##### Source

Au fil des dernières années, nous observons une série d'évolutions modérément positives dans le domaine de la participation des travailleurs âgés au marché du travail. Tant le taux d'activité que le taux d'emploi des 55-64 ans ont augmenté, de même que l'âge de sortie du marché du travail. Malgré cette tendance légèrement positive enregistrée pour le taux de participation total, les performances de la Belgique restent médiocres par rapport au niveau international. La croissance enregistrée est trop limitée pour suivre le reste de l'UE. En outre, des indicateurs généraux comme le taux d'activité dissimulent des évolutions et différences sous-jacentes dans les carrières.

##########

§ Consignes:
A. Recopiez tout le passage du texte sur l'emploi des travailleurs âgés, depuis « Au fil des dernières » jusqu'à « dans les carrières. ».
B. D'après le texte sur l'emploi des travailleurs âgés, pourquoi les performances de la Belgique restent-elles médiocres au niveau international malgré une tendance positive ? Répondez en une à trois phrases.
C. Résumez sous forme de liste le paragraphe du texte sur l'emploi des travailleurs âgés qui commence par « Au fil des dernières années », en conservant ses faits principaux.

##### Données extraites

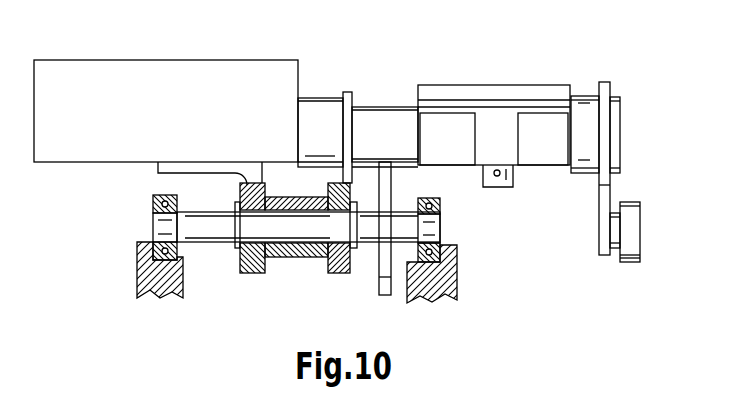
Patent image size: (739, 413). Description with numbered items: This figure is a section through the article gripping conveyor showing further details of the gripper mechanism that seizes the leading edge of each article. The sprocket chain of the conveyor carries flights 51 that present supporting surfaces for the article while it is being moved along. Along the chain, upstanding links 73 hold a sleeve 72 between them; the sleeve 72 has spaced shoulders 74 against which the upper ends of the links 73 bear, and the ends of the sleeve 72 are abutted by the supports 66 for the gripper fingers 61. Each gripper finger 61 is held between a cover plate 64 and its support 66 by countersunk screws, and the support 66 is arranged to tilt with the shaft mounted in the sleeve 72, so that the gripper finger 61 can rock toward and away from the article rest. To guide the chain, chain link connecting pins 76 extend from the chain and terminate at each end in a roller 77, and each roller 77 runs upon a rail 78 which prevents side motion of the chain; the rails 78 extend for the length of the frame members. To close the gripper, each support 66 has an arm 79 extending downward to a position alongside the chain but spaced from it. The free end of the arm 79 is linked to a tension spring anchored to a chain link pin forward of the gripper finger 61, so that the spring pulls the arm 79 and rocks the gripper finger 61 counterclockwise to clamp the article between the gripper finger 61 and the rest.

The flight 51 is at (246, 72).
The sleeve 72 is at (320, 97).
The spaced shoulders 74 is at (348, 93).
The gripper finger 61 is at (438, 102).
The cover plate 64 is at (493, 95).
The support 66 is at (510, 120).
The upstanding links 73 is at (352, 196).
The chain link connecting pins 76 is at (208, 242).
The roller 77 is at (153, 202).
The rail 78 is at (137, 273).
The arm 79 is at (388, 295).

##########

§ Réponses:
A.
Au fil des dernières années, nous observons une série d'évolutions modérément positives dans le domaine de la participation des travailleurs âgés au marché du travail. Tant le taux d'activité que le taux d'emploi des 55-64 ans ont augmenté, de même que l'âge de sortie du marché du travail. Malgré cette tendance légèrement positive enregistrée pour le taux de participation total, les performances de la Belgique restent médiocres par rapport au niveau international. La croissance enregistrée est trop limitée pour suivre le reste de l'UE. En outre, des indicateurs généraux comme le taux d'activité dissimulent des évolutions et différences sous-jacentes dans les carrières.

B. La croissance enregistrée est trop limitée pour que la Belgique puisse suivre le reste de l'UE.

C.
- La participation des travailleurs âgés au marché du travail a connu ces dernières années des évolutions modérément positives.
- Le taux d'activité et le taux d'emploi des 55-64 ans ont augmenté, tout comme l'âge de sortie du marché du travail.
- Les performances de la Belgique restent médiocres au niveau international, car la croissance est trop limitée pour suivre le reste de l'UE.
- Des indicateurs généraux comme le taux d'activité masquent des évolutions et des différences sous-jacentes dans les carrières.